Tally the lines in the data that follows that include the word "Bill", and report nothing but the total.

####################

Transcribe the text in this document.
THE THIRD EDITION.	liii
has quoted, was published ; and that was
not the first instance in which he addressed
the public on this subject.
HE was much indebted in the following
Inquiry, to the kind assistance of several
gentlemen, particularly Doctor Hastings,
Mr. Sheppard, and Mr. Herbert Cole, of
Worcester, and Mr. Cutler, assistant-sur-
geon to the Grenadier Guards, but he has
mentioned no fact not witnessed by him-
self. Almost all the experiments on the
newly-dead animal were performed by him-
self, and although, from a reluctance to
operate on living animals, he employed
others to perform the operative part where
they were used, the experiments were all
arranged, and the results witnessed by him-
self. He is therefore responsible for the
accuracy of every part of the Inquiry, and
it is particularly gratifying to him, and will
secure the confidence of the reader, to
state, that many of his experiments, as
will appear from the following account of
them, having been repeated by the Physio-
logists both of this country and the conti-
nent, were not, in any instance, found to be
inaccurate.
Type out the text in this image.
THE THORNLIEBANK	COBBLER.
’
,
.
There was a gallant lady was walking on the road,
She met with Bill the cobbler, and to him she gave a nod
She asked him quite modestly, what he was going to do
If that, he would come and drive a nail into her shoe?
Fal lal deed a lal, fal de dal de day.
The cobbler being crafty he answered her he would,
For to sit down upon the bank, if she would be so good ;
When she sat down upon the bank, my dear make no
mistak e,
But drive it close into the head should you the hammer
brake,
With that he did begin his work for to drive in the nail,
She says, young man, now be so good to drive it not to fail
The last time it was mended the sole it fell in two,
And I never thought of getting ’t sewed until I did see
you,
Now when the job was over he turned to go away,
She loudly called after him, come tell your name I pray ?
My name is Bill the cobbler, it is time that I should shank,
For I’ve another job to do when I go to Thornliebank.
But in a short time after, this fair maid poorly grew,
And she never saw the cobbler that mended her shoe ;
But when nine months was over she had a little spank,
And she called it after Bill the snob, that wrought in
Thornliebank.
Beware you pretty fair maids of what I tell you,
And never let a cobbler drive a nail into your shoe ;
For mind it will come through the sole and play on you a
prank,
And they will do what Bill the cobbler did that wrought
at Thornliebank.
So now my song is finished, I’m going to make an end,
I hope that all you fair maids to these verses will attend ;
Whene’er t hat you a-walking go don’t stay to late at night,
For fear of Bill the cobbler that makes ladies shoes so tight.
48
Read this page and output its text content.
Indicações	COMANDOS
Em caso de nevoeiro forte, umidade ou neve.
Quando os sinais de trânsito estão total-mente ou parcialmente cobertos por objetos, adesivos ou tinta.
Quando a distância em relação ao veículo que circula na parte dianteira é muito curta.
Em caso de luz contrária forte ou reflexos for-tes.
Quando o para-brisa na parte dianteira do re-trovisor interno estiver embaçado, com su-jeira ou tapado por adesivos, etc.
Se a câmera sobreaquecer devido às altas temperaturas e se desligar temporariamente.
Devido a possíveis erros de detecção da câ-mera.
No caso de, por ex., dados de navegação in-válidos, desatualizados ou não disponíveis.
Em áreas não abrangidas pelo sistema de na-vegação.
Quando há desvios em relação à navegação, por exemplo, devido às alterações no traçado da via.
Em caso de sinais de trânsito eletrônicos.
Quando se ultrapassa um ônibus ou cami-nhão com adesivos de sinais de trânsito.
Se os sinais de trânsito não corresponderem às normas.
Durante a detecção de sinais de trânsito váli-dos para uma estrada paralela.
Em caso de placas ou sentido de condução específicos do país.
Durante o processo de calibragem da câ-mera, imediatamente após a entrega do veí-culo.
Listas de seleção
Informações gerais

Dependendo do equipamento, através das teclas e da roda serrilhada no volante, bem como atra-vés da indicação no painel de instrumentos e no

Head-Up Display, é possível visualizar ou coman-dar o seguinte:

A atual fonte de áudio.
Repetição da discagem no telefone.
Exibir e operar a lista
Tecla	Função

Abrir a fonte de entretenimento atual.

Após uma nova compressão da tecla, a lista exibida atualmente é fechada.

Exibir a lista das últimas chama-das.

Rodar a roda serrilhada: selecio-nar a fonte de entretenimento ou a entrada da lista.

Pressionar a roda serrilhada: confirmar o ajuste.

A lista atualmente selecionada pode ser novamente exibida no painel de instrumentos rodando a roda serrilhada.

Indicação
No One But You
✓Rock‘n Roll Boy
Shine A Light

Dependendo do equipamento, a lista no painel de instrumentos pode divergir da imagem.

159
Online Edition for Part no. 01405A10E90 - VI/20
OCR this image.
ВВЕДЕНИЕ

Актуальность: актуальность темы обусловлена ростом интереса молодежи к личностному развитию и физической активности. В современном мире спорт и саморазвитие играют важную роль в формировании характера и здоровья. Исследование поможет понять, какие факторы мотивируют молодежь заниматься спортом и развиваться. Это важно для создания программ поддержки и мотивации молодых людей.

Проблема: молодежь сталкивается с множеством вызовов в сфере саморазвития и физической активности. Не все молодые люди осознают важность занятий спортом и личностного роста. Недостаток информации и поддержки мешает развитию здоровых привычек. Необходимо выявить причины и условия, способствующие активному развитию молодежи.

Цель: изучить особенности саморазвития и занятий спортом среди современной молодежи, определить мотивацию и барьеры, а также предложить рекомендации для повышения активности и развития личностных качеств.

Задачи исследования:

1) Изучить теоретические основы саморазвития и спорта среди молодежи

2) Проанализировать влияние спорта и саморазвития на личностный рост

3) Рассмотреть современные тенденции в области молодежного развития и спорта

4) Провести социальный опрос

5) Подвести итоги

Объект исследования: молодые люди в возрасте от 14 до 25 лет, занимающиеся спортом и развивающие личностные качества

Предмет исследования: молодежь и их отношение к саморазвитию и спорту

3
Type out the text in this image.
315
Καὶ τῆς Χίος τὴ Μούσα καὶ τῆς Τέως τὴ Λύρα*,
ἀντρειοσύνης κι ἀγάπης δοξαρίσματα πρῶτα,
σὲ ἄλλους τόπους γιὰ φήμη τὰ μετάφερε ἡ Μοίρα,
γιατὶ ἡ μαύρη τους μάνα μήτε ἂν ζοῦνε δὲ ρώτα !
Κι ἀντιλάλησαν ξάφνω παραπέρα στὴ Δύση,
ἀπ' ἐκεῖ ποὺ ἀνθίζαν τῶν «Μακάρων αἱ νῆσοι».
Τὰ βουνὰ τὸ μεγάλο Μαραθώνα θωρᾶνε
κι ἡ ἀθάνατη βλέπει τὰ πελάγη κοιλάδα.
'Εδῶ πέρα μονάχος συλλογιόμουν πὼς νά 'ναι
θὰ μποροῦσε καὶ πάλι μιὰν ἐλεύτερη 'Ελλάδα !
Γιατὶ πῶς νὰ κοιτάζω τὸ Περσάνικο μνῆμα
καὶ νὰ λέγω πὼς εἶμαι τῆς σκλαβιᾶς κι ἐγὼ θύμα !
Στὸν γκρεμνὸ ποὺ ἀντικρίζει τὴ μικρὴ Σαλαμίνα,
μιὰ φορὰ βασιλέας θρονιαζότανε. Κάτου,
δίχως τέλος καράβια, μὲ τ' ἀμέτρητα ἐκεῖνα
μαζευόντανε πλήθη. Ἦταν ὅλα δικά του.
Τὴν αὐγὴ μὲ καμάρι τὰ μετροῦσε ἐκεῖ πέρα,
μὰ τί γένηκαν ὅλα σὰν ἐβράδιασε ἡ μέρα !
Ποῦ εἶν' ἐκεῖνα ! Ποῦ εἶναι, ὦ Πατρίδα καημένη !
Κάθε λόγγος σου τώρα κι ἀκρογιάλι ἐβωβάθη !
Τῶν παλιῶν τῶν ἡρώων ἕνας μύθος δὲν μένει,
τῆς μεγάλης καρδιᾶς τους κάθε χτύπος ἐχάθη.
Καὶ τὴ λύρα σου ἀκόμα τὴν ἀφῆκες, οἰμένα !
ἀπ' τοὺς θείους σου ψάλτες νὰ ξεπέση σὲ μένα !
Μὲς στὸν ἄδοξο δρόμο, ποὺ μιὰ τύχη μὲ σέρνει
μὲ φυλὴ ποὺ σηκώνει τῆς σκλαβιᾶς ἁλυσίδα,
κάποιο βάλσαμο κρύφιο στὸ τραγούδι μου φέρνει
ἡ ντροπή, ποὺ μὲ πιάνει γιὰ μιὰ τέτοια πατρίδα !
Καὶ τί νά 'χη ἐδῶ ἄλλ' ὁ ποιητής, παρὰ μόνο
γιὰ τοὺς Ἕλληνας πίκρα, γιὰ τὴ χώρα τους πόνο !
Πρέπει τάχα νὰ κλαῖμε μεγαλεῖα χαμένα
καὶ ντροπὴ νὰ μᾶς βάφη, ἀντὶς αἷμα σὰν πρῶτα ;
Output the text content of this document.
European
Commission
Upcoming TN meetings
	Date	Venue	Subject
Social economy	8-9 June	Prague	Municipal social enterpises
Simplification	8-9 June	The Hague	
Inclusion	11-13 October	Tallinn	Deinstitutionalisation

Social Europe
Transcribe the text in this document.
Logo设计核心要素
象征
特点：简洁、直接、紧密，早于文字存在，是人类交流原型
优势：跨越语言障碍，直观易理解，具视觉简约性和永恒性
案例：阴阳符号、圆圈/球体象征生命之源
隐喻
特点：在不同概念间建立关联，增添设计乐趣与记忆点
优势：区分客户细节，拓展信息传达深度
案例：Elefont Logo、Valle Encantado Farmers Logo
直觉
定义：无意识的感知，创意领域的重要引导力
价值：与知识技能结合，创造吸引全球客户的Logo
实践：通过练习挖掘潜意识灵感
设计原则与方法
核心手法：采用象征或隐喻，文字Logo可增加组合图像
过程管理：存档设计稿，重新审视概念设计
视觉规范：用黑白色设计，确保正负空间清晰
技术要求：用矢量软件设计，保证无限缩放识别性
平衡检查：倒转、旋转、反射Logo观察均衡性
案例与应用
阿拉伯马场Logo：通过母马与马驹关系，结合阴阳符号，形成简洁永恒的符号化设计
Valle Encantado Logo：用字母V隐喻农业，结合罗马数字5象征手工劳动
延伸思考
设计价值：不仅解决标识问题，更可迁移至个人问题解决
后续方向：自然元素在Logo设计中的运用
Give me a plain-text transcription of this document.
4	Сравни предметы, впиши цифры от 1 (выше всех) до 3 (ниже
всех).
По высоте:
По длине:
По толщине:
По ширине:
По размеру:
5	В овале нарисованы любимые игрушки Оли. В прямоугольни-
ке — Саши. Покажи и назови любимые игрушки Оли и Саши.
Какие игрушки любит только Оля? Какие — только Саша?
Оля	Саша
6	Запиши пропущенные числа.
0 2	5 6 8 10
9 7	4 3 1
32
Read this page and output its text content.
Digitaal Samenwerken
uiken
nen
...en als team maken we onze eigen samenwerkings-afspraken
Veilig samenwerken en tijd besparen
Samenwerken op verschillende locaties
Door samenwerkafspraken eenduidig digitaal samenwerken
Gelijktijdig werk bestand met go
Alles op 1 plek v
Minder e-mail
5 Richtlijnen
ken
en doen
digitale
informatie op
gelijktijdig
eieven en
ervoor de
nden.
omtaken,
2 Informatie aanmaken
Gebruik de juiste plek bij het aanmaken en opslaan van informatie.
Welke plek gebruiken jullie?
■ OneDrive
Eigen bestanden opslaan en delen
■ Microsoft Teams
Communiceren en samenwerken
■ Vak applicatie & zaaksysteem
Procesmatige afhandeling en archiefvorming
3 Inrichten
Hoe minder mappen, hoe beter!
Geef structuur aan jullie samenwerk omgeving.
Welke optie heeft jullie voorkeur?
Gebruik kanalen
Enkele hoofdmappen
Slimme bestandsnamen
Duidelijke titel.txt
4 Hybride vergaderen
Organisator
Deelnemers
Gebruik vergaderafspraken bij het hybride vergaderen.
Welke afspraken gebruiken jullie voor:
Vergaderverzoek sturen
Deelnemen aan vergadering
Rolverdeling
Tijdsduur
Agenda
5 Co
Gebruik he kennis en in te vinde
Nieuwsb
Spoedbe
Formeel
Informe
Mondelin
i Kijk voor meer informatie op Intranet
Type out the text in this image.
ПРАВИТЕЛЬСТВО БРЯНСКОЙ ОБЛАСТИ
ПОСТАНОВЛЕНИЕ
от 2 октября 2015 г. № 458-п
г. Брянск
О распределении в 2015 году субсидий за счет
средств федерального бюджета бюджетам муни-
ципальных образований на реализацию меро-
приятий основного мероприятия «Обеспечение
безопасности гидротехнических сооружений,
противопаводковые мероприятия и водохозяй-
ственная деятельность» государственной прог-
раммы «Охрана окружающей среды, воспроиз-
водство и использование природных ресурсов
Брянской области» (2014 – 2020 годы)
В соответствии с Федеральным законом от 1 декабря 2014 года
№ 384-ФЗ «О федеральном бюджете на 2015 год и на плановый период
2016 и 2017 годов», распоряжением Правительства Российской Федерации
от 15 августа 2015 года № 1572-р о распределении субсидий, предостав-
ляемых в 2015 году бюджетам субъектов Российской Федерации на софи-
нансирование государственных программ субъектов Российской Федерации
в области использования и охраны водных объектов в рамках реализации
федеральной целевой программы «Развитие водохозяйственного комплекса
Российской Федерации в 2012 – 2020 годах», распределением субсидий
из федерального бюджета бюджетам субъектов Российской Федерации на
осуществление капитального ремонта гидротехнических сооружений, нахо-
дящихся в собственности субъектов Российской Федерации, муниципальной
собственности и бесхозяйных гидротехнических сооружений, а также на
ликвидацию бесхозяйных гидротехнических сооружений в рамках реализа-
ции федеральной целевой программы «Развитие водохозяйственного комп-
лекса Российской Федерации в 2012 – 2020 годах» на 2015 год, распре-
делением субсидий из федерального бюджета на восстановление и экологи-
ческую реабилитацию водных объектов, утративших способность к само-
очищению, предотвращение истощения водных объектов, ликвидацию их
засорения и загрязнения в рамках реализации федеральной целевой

####################

• _SOLUTION TO THE EXERCISE_:
5